> **Records supplied**:
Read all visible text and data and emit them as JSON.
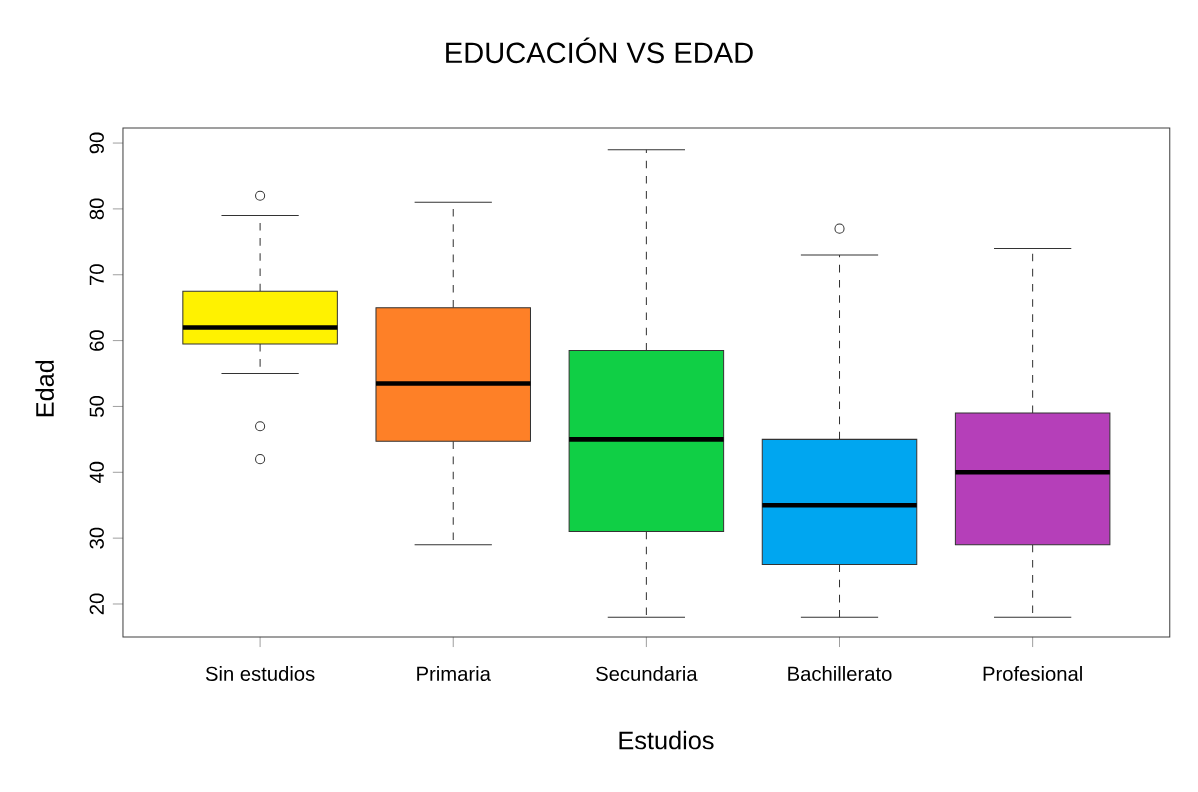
{
  "chart_data": {
    "type": "box",
    "title": "EDUCACIÓN VS EDAD",
    "xlabel": "Estudios",
    "ylabel": "Edad",
    "categories": [
      "Sin estudios",
      "Primaria",
      "Secundaria",
      "Bachillerato",
      "Profesional"
    ],
    "colors": [
      "#fff200",
      "#fe8027",
      "#10cf45",
      "#00a6f0",
      "#b53fb9"
    ],
    "boxes": [
      {
        "low": 55,
        "q1": 59.5,
        "median": 62,
        "q3": 67.5,
        "high": 79,
        "outliers": [
          82,
          47,
          42
        ]
      },
      {
        "low": 29,
        "q1": 44.7,
        "median": 53.5,
        "q3": 65,
        "high": 81
      },
      {
        "low": 18,
        "q1": 31,
        "median": 45,
        "q3": 58.5,
        "high": 89
      },
      {
        "low": 18,
        "q1": 26,
        "median": 35,
        "q3": 45,
        "high": 73,
        "outliers": [
          77
        ]
      },
      {
        "low": 18,
        "q1": 29,
        "median": 40,
        "q3": 49,
        "high": 74
      }
    ],
    "ylim": [
      15,
      92.3
    ],
    "yticks": [
      20,
      30,
      40,
      50,
      60,
      70,
      80,
      90
    ],
    "marker": "circle"
  }
}
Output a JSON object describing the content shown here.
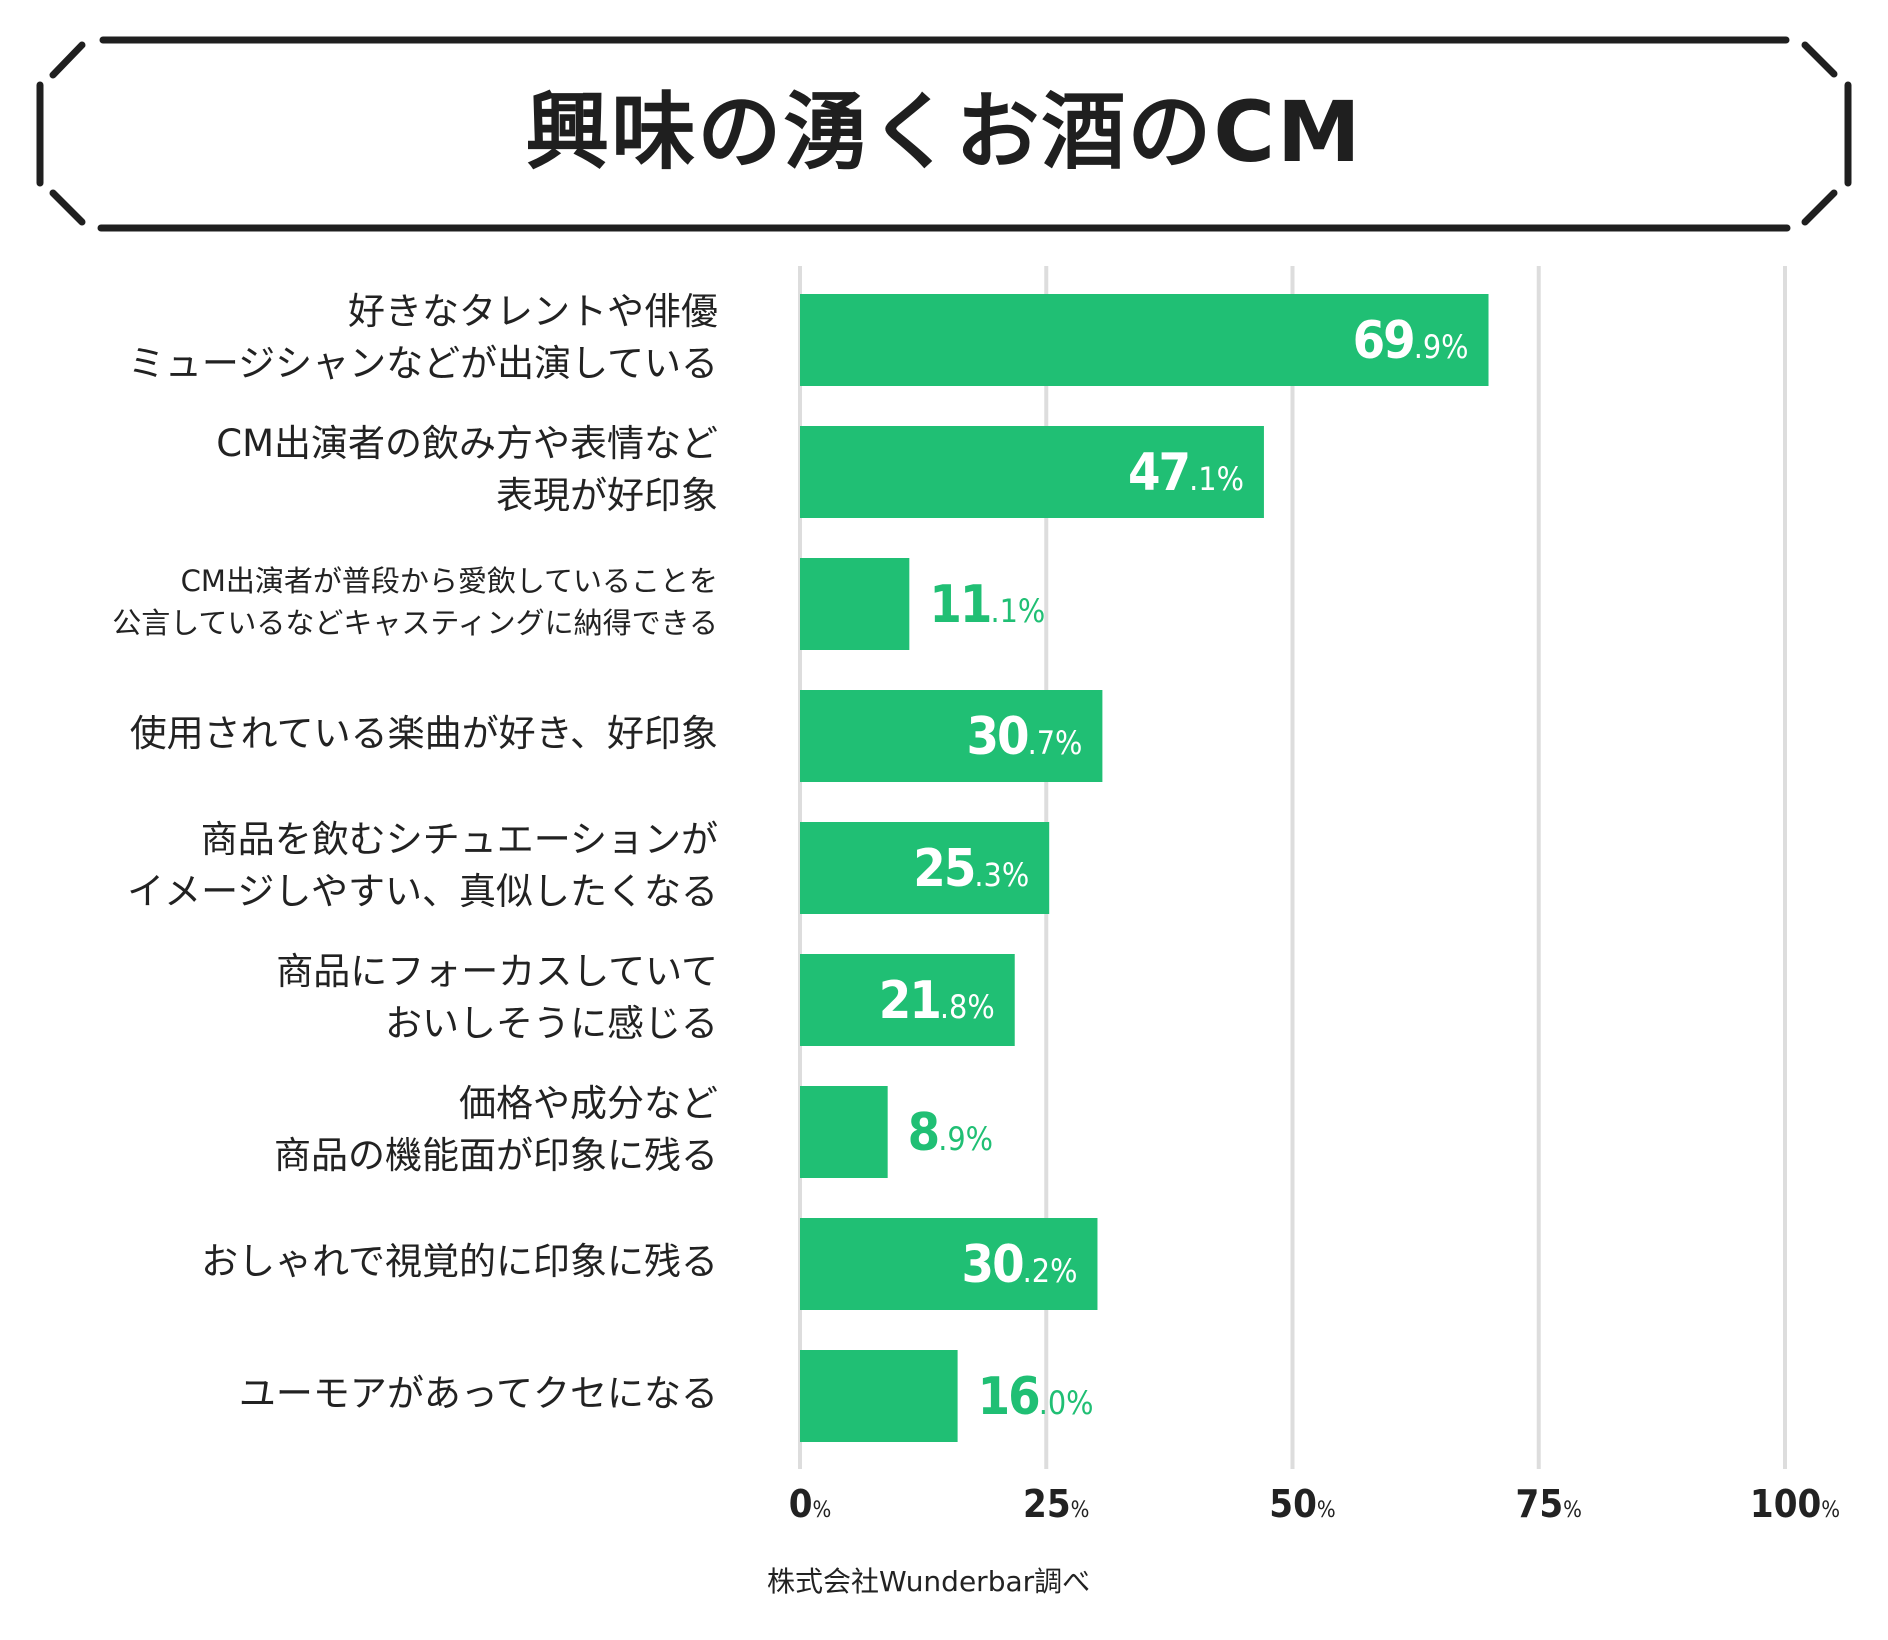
{
  "title": "興味の湧くお酒のCM",
  "source": "株式会社Wunderbar調べ",
  "colors": {
    "bar": "#20BF74",
    "gridline": "#DDDDDD",
    "frame": "#1F1F1F",
    "text": "#222222",
    "label_inside": "#FFFFFF",
    "label_outside": "#20BF74"
  },
  "chart_data": {
    "type": "bar",
    "orientation": "horizontal",
    "title": "興味の湧くお酒のCM",
    "xlabel": "",
    "ylabel": "",
    "xlim": [
      0,
      100
    ],
    "grid": true,
    "unit": "%",
    "categories": [
      [
        "好きなタレントや俳優",
        "ミュージシャンなどが出演している"
      ],
      [
        "CM出演者の飲み方や表情など",
        "表現が好印象"
      ],
      [
        "CM出演者が普段から愛飲していることを",
        "公言しているなどキャスティングに納得できる"
      ],
      [
        "使用されている楽曲が好き、好印象"
      ],
      [
        "商品を飲むシチュエーションが",
        "イメージしやすい、真似したくなる"
      ],
      [
        "商品にフォーカスしていて",
        "おいしそうに感じる"
      ],
      [
        "価格や成分など",
        "商品の機能面が印象に残る"
      ],
      [
        "おしゃれで視覚的に印象に残る"
      ],
      [
        "ユーモアがあってクセになる"
      ]
    ],
    "values": [
      69.9,
      47.1,
      11.1,
      30.7,
      25.3,
      21.8,
      8.9,
      30.2,
      16.0
    ],
    "value_labels": [
      {
        "int": "69",
        "dec": ".9%"
      },
      {
        "int": "47",
        "dec": ".1%"
      },
      {
        "int": "11",
        "dec": ".1%"
      },
      {
        "int": "30",
        "dec": ".7%"
      },
      {
        "int": "25",
        "dec": ".3%"
      },
      {
        "int": "21",
        "dec": ".8%"
      },
      {
        "int": "8",
        "dec": ".9%"
      },
      {
        "int": "30",
        "dec": ".2%"
      },
      {
        "int": "16",
        "dec": ".0%"
      }
    ],
    "small_label_rows": [
      2
    ],
    "x_ticks": [
      {
        "value": 0,
        "num": "0",
        "unit": "%"
      },
      {
        "value": 25,
        "num": "25",
        "unit": "%"
      },
      {
        "value": 50,
        "num": "50",
        "unit": "%"
      },
      {
        "value": 75,
        "num": "75",
        "unit": "%"
      },
      {
        "value": 100,
        "num": "100",
        "unit": "%"
      }
    ]
  }
}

> **The request**: Transcribe every line from the records above without alteration, and leave out the images.

> **The reply**:
Read all visible text and data and emit them as JSON.
{
  "chart_data": {
    "type": "box",
    "title": "EDUCACIÓN VS EDAD",
    "xlabel": "Estudios",
    "ylabel": "Edad",
    "categories": [
      "Sin estudios",
      "Primaria",
      "Secundaria",
      "Bachillerato",
      "Profesional"
    ],
    "colors": [
      "#fff200",
      "#fe8027",
      "#10cf45",
      "#00a6f0",
      "#b53fb9"
    ],
    "boxes": [
      {
        "low": 55,
        "q1": 59.5,
        "median": 62,
        "q3": 67.5,
        "high": 79,
        "outliers": [
          82,
          47,
          42
        ]
      },
      {
        "low": 29,
        "q1": 44.7,
        "median": 53.5,
        "q3": 65,
        "high": 81
      },
      {
        "low": 18,
        "q1": 31,
        "median": 45,
        "q3": 58.5,
        "high": 89
      },
      {
        "low": 18,
        "q1": 26,
        "median": 35,
        "q3": 45,
        "high": 73,
        "outliers": [
          77
        ]
      },
      {
        "low": 18,
        "q1": 29,
        "median": 40,
        "q3": 49,
        "high": 74
      }
    ],
    "ylim": [
      15,
      92.3
    ],
    "yticks": [
      20,
      30,
      40,
      50,
      60,
      70,
      80,
      90
    ],
    "marker": "circle"
  }
}
Output a JSON object describing the content shown here.
{
  "title": "興味の湧くお酒のCM",
  "source": "株式会社Wunderbar調べ",
  "colors": {
    "bar": "#20BF74",
    "gridline": "#DDDDDD",
    "frame": "#1F1F1F",
    "text": "#222222",
    "label_inside": "#FFFFFF",
    "label_outside": "#20BF74"
  },
  "chart_data": {
    "type": "bar",
    "orientation": "horizontal",
    "title": "興味の湧くお酒のCM",
    "xlabel": "",
    "ylabel": "",
    "xlim": [
      0,
      100
    ],
    "grid": true,
    "unit": "%",
    "categories": [
      [
        "好きなタレントや俳優",
        "ミュージシャンなどが出演している"
      ],
      [
        "CM出演者の飲み方や表情など",
        "表現が好印象"
      ],
      [
        "CM出演者が普段から愛飲していることを",
        "公言しているなどキャスティングに納得できる"
      ],
      [
        "使用されている楽曲が好き、好印象"
      ],
      [
        "商品を飲むシチュエーションが",
        "イメージしやすい、真似したくなる"
      ],
      [
        "商品にフォーカスしていて",
        "おいしそうに感じる"
      ],
      [
        "価格や成分など",
        "商品の機能面が印象に残る"
      ],
      [
        "おしゃれで視覚的に印象に残る"
      ],
      [
        "ユーモアがあってクセになる"
      ]
    ],
    "values": [
      69.9,
      47.1,
      11.1,
      30.7,
      25.3,
      21.8,
      8.9,
      30.2,
      16.0
    ],
    "value_labels": [
      {
        "int": "69",
        "dec": ".9%"
      },
      {
        "int": "47",
        "dec": ".1%"
      },
      {
        "int": "11",
        "dec": ".1%"
      },
      {
        "int": "30",
        "dec": ".7%"
      },
      {
        "int": "25",
        "dec": ".3%"
      },
      {
        "int": "21",
        "dec": ".8%"
      },
      {
        "int": "8",
        "dec": ".9%"
      },
      {
        "int": "30",
        "dec": ".2%"
      },
      {
        "int": "16",
        "dec": ".0%"
      }
    ],
    "small_label_rows": [
      2
    ],
    "x_ticks": [
      {
        "value": 0,
        "num": "0",
        "unit": "%"
      },
      {
        "value": 25,
        "num": "25",
        "unit": "%"
      },
      {
        "value": 50,
        "num": "50",
        "unit": "%"
      },
      {
        "value": 75,
        "num": "75",
        "unit": "%"
      },
      {
        "value": 100,
        "num": "100",
        "unit": "%"
      }
    ]
  }
}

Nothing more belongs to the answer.